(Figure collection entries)
━━━━━━

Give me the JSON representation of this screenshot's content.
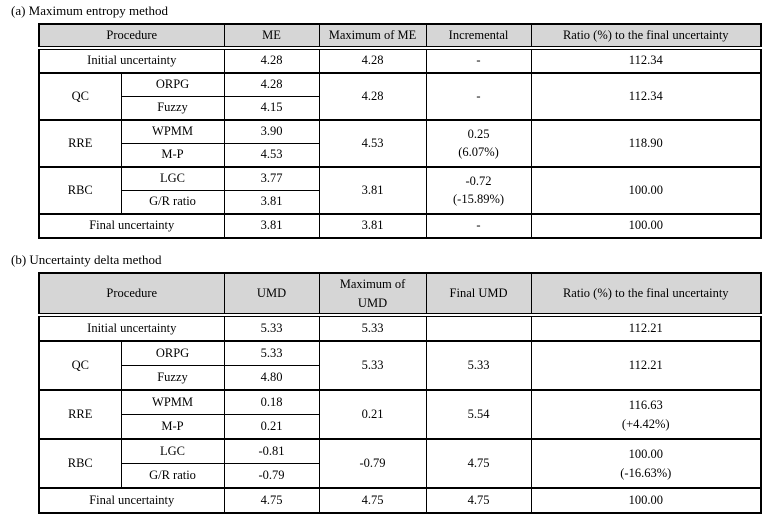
{
  "tables": [
    {
      "title": "(a) Maximum entropy method",
      "header": [
        {
          "text": "Procedure",
          "colspan": 2
        },
        {
          "text": "ME"
        },
        {
          "text": "Maximum of ME"
        },
        {
          "text": "Incremental"
        },
        {
          "text": "Ratio (%) to the final uncertainty"
        }
      ],
      "rows": [
        {
          "group": false,
          "cells": [
            {
              "text": "Initial uncertainty",
              "colspan": 2,
              "name": "procedure-cell"
            },
            {
              "text": "4.28"
            },
            {
              "text": "4.28"
            },
            {
              "text": "-"
            },
            {
              "text": "112.34"
            }
          ]
        },
        {
          "group": true,
          "cells": [
            {
              "text": "QC",
              "rowspan": 2,
              "name": "procedure-cell"
            },
            {
              "text": "ORPG",
              "name": "subprocedure-cell"
            },
            {
              "text": "4.28"
            },
            {
              "text": "4.28",
              "rowspan": 2
            },
            {
              "text": "-",
              "rowspan": 2
            },
            {
              "text": "112.34",
              "rowspan": 2
            }
          ]
        },
        {
          "group": false,
          "cells": [
            {
              "text": "Fuzzy",
              "name": "subprocedure-cell"
            },
            {
              "text": "4.15"
            }
          ]
        },
        {
          "group": true,
          "cells": [
            {
              "text": "RRE",
              "rowspan": 2,
              "name": "procedure-cell"
            },
            {
              "text": "WPMM",
              "name": "subprocedure-cell"
            },
            {
              "text": "3.90"
            },
            {
              "text": "4.53",
              "rowspan": 2
            },
            {
              "text": "0.25\n(6.07%)",
              "rowspan": 2
            },
            {
              "text": "118.90",
              "rowspan": 2
            }
          ]
        },
        {
          "group": false,
          "cells": [
            {
              "text": "M-P",
              "name": "subprocedure-cell"
            },
            {
              "text": "4.53"
            }
          ]
        },
        {
          "group": true,
          "cells": [
            {
              "text": "RBC",
              "rowspan": 2,
              "name": "procedure-cell"
            },
            {
              "text": "LGC",
              "name": "subprocedure-cell"
            },
            {
              "text": "3.77"
            },
            {
              "text": "3.81",
              "rowspan": 2
            },
            {
              "text": "-0.72\n(-15.89%)",
              "rowspan": 2
            },
            {
              "text": "100.00",
              "rowspan": 2
            }
          ]
        },
        {
          "group": false,
          "cells": [
            {
              "text": "G/R ratio",
              "name": "subprocedure-cell"
            },
            {
              "text": "3.81"
            }
          ]
        },
        {
          "group": true,
          "cells": [
            {
              "text": "Final uncertainty",
              "colspan": 2,
              "name": "procedure-cell"
            },
            {
              "text": "3.81"
            },
            {
              "text": "3.81"
            },
            {
              "text": "-"
            },
            {
              "text": "100.00"
            }
          ]
        }
      ]
    },
    {
      "title": "(b) Uncertainty delta method",
      "header": [
        {
          "text": "Procedure",
          "colspan": 2
        },
        {
          "text": "UMD"
        },
        {
          "text": "Maximum of\nUMD"
        },
        {
          "text": "Final UMD"
        },
        {
          "text": "Ratio (%) to the final uncertainty"
        }
      ],
      "rows": [
        {
          "group": false,
          "cells": [
            {
              "text": "Initial uncertainty",
              "colspan": 2,
              "name": "procedure-cell"
            },
            {
              "text": "5.33"
            },
            {
              "text": "5.33"
            },
            {
              "text": ""
            },
            {
              "text": "112.21"
            }
          ]
        },
        {
          "group": true,
          "cells": [
            {
              "text": "QC",
              "rowspan": 2,
              "name": "procedure-cell"
            },
            {
              "text": "ORPG",
              "name": "subprocedure-cell"
            },
            {
              "text": "5.33"
            },
            {
              "text": "5.33",
              "rowspan": 2
            },
            {
              "text": "5.33",
              "rowspan": 2
            },
            {
              "text": "112.21",
              "rowspan": 2
            }
          ]
        },
        {
          "group": false,
          "cells": [
            {
              "text": "Fuzzy",
              "name": "subprocedure-cell"
            },
            {
              "text": "4.80"
            }
          ]
        },
        {
          "group": true,
          "cells": [
            {
              "text": "RRE",
              "rowspan": 2,
              "name": "procedure-cell"
            },
            {
              "text": "WPMM",
              "name": "subprocedure-cell"
            },
            {
              "text": "0.18"
            },
            {
              "text": "0.21",
              "rowspan": 2
            },
            {
              "text": "5.54",
              "rowspan": 2
            },
            {
              "text": "116.63\n(+4.42%)",
              "rowspan": 2
            }
          ]
        },
        {
          "group": false,
          "cells": [
            {
              "text": "M-P",
              "name": "subprocedure-cell"
            },
            {
              "text": "0.21"
            }
          ]
        },
        {
          "group": true,
          "cells": [
            {
              "text": "RBC",
              "rowspan": 2,
              "name": "procedure-cell"
            },
            {
              "text": "LGC",
              "name": "subprocedure-cell"
            },
            {
              "text": "-0.81"
            },
            {
              "text": "-0.79",
              "rowspan": 2
            },
            {
              "text": "4.75",
              "rowspan": 2
            },
            {
              "text": "100.00\n(-16.63%)",
              "rowspan": 2
            }
          ]
        },
        {
          "group": false,
          "cells": [
            {
              "text": "G/R ratio",
              "name": "subprocedure-cell"
            },
            {
              "text": "-0.79"
            }
          ]
        },
        {
          "group": true,
          "cells": [
            {
              "text": "Final uncertainty",
              "colspan": 2,
              "name": "procedure-cell"
            },
            {
              "text": "4.75"
            },
            {
              "text": "4.75"
            },
            {
              "text": "4.75"
            },
            {
              "text": "100.00"
            }
          ]
        }
      ]
    }
  ],
  "colors": {
    "header_background": "#d6d6d6",
    "border": "#000000",
    "text": "#000000"
  }
}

━━━━━━

**Stated goal:** Please transcribe the material above exactly as written. Leave the pictures out.

**Solution:**
Give me the JSON representation of this screenshot's content.
{
  "tables": [
    {
      "title": "(a) Maximum entropy method",
      "header": [
        {
          "text": "Procedure",
          "colspan": 2
        },
        {
          "text": "ME"
        },
        {
          "text": "Maximum of ME"
        },
        {
          "text": "Incremental"
        },
        {
          "text": "Ratio (%) to the final uncertainty"
        }
      ],
      "rows": [
        {
          "group": false,
          "cells": [
            {
              "text": "Initial uncertainty",
              "colspan": 2,
              "name": "procedure-cell"
            },
            {
              "text": "4.28"
            },
            {
              "text": "4.28"
            },
            {
              "text": "-"
            },
            {
              "text": "112.34"
            }
          ]
        },
        {
          "group": true,
          "cells": [
            {
              "text": "QC",
              "rowspan": 2,
              "name": "procedure-cell"
            },
            {
              "text": "ORPG",
              "name": "subprocedure-cell"
            },
            {
              "text": "4.28"
            },
            {
              "text": "4.28",
              "rowspan": 2
            },
            {
              "text": "-",
              "rowspan": 2
            },
            {
              "text": "112.34",
              "rowspan": 2
            }
          ]
        },
        {
          "group": false,
          "cells": [
            {
              "text": "Fuzzy",
              "name": "subprocedure-cell"
            },
            {
              "text": "4.15"
            }
          ]
        },
        {
          "group": true,
          "cells": [
            {
              "text": "RRE",
              "rowspan": 2,
              "name": "procedure-cell"
            },
            {
              "text": "WPMM",
              "name": "subprocedure-cell"
            },
            {
              "text": "3.90"
            },
            {
              "text": "4.53",
              "rowspan": 2
            },
            {
              "text": "0.25\n(6.07%)",
              "rowspan": 2
            },
            {
              "text": "118.90",
              "rowspan": 2
            }
          ]
        },
        {
          "group": false,
          "cells": [
            {
              "text": "M-P",
              "name": "subprocedure-cell"
            },
            {
              "text": "4.53"
            }
          ]
        },
        {
          "group": true,
          "cells": [
            {
              "text": "RBC",
              "rowspan": 2,
              "name": "procedure-cell"
            },
            {
              "text": "LGC",
              "name": "subprocedure-cell"
            },
            {
              "text": "3.77"
            },
            {
              "text": "3.81",
              "rowspan": 2
            },
            {
              "text": "-0.72\n(-15.89%)",
              "rowspan": 2
            },
            {
              "text": "100.00",
              "rowspan": 2
            }
          ]
        },
        {
          "group": false,
          "cells": [
            {
              "text": "G/R ratio",
              "name": "subprocedure-cell"
            },
            {
              "text": "3.81"
            }
          ]
        },
        {
          "group": true,
          "cells": [
            {
              "text": "Final uncertainty",
              "colspan": 2,
              "name": "procedure-cell"
            },
            {
              "text": "3.81"
            },
            {
              "text": "3.81"
            },
            {
              "text": "-"
            },
            {
              "text": "100.00"
            }
          ]
        }
      ]
    },
    {
      "title": "(b) Uncertainty delta method",
      "header": [
        {
          "text": "Procedure",
          "colspan": 2
        },
        {
          "text": "UMD"
        },
        {
          "text": "Maximum of\nUMD"
        },
        {
          "text": "Final UMD"
        },
        {
          "text": "Ratio (%) to the final uncertainty"
        }
      ],
      "rows": [
        {
          "group": false,
          "cells": [
            {
              "text": "Initial uncertainty",
              "colspan": 2,
              "name": "procedure-cell"
            },
            {
              "text": "5.33"
            },
            {
              "text": "5.33"
            },
            {
              "text": ""
            },
            {
              "text": "112.21"
            }
          ]
        },
        {
          "group": true,
          "cells": [
            {
              "text": "QC",
              "rowspan": 2,
              "name": "procedure-cell"
            },
            {
              "text": "ORPG",
              "name": "subprocedure-cell"
            },
            {
              "text": "5.33"
            },
            {
              "text": "5.33",
              "rowspan": 2
            },
            {
              "text": "5.33",
              "rowspan": 2
            },
            {
              "text": "112.21",
              "rowspan": 2
            }
          ]
        },
        {
          "group": false,
          "cells": [
            {
              "text": "Fuzzy",
              "name": "subprocedure-cell"
            },
            {
              "text": "4.80"
            }
          ]
        },
        {
          "group": true,
          "cells": [
            {
              "text": "RRE",
              "rowspan": 2,
              "name": "procedure-cell"
            },
            {
              "text": "WPMM",
              "name": "subprocedure-cell"
            },
            {
              "text": "0.18"
            },
            {
              "text": "0.21",
              "rowspan": 2
            },
            {
              "text": "5.54",
              "rowspan": 2
            },
            {
              "text": "116.63\n(+4.42%)",
              "rowspan": 2
            }
          ]
        },
        {
          "group": false,
          "cells": [
            {
              "text": "M-P",
              "name": "subprocedure-cell"
            },
            {
              "text": "0.21"
            }
          ]
        },
        {
          "group": true,
          "cells": [
            {
              "text": "RBC",
              "rowspan": 2,
              "name": "procedure-cell"
            },
            {
              "text": "LGC",
              "name": "subprocedure-cell"
            },
            {
              "text": "-0.81"
            },
            {
              "text": "-0.79",
              "rowspan": 2
            },
            {
              "text": "4.75",
              "rowspan": 2
            },
            {
              "text": "100.00\n(-16.63%)",
              "rowspan": 2
            }
          ]
        },
        {
          "group": false,
          "cells": [
            {
              "text": "G/R ratio",
              "name": "subprocedure-cell"
            },
            {
              "text": "-0.79"
            }
          ]
        },
        {
          "group": true,
          "cells": [
            {
              "text": "Final uncertainty",
              "colspan": 2,
              "name": "procedure-cell"
            },
            {
              "text": "4.75"
            },
            {
              "text": "4.75"
            },
            {
              "text": "4.75"
            },
            {
              "text": "100.00"
            }
          ]
        }
      ]
    }
  ],
  "colors": {
    "header_background": "#d6d6d6",
    "border": "#000000",
    "text": "#000000"
  }
}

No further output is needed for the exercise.